Job :: Give every line of the records below as a JSON list of strings, one string per line, leaving out any blank lines.

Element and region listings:
———

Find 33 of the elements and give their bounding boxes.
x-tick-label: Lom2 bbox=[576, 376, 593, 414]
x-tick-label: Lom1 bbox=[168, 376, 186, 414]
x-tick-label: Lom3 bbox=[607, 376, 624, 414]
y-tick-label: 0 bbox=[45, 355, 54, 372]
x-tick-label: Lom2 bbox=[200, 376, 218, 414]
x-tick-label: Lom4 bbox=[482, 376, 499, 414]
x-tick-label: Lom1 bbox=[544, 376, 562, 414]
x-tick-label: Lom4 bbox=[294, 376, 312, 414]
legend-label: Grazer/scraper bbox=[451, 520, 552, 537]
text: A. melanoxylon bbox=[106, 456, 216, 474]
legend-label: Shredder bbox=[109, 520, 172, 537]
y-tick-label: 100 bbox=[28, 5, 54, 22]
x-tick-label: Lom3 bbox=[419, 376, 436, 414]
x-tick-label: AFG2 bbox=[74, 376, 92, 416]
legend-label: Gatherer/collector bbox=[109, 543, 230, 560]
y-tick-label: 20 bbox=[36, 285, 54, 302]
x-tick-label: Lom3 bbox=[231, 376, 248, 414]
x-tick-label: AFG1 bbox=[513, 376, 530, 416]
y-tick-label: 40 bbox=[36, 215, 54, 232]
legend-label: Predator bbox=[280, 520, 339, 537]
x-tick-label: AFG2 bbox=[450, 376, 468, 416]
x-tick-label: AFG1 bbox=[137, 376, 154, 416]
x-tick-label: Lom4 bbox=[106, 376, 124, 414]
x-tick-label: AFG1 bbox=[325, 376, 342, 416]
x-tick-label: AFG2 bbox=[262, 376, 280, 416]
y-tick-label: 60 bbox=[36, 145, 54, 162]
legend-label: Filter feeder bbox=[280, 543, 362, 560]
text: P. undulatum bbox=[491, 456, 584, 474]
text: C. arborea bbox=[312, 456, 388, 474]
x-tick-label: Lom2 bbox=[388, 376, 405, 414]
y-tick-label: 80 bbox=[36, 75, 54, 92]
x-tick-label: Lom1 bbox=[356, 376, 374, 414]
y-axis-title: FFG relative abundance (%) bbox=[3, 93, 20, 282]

———

Finished task ::
[
  "Find 33 of the elements and give their bounding boxes.",
  "x-tick-label: Lom2 bbox=[576, 376, 593, 414]",
  "x-tick-label: Lom1 bbox=[168, 376, 186, 414]",
  "x-tick-label: Lom3 bbox=[607, 376, 624, 414]",
  "y-tick-label: 0 bbox=[45, 355, 54, 372]",
  "x-tick-label: Lom2 bbox=[200, 376, 218, 414]",
  "x-tick-label: Lom4 bbox=[482, 376, 499, 414]",
  "x-tick-label: Lom1 bbox=[544, 376, 562, 414]",
  "x-tick-label: Lom4 bbox=[294, 376, 312, 414]",
  "legend-label: Grazer/scraper bbox=[451, 520, 552, 537]",
  "text: A. melanoxylon bbox=[106, 456, 216, 474]",
  "legend-label: Shredder bbox=[109, 520, 172, 537]",
  "y-tick-label: 100 bbox=[28, 5, 54, 22]",
  "x-tick-label: Lom3 bbox=[419, 376, 436, 414]",
  "x-tick-label: AFG2 bbox=[74, 376, 92, 416]",
  "legend-label: Gatherer/collector bbox=[109, 543, 230, 560]",
  "y-tick-label: 20 bbox=[36, 285, 54, 302]",
  "x-tick-label: Lom3 bbox=[231, 376, 248, 414]",
  "x-tick-label: AFG1 bbox=[513, 376, 530, 416]",
  "y-tick-label: 40 bbox=[36, 215, 54, 232]",
  "legend-label: Predator bbox=[280, 520, 339, 537]",
  "x-tick-label: AFG2 bbox=[450, 376, 468, 416]",
  "x-tick-label: AFG1 bbox=[137, 376, 154, 416]",
  "x-tick-label: Lom4 bbox=[106, 376, 124, 414]",
  "x-tick-label: AFG1 bbox=[325, 376, 342, 416]",
  "x-tick-label: AFG2 bbox=[262, 376, 280, 416]",
  "y-tick-label: 60 bbox=[36, 145, 54, 162]",
  "legend-label: Filter feeder bbox=[280, 543, 362, 560]",
  "text: P. undulatum bbox=[491, 456, 584, 474]",
  "text: C. arborea bbox=[312, 456, 388, 474]",
  "x-tick-label: Lom2 bbox=[388, 376, 405, 414]",
  "y-tick-label: 80 bbox=[36, 75, 54, 92]",
  "x-tick-label: Lom1 bbox=[356, 376, 374, 414]",
  "y-axis-title: FFG relative abundance (%) bbox=[3, 93, 20, 282]"
]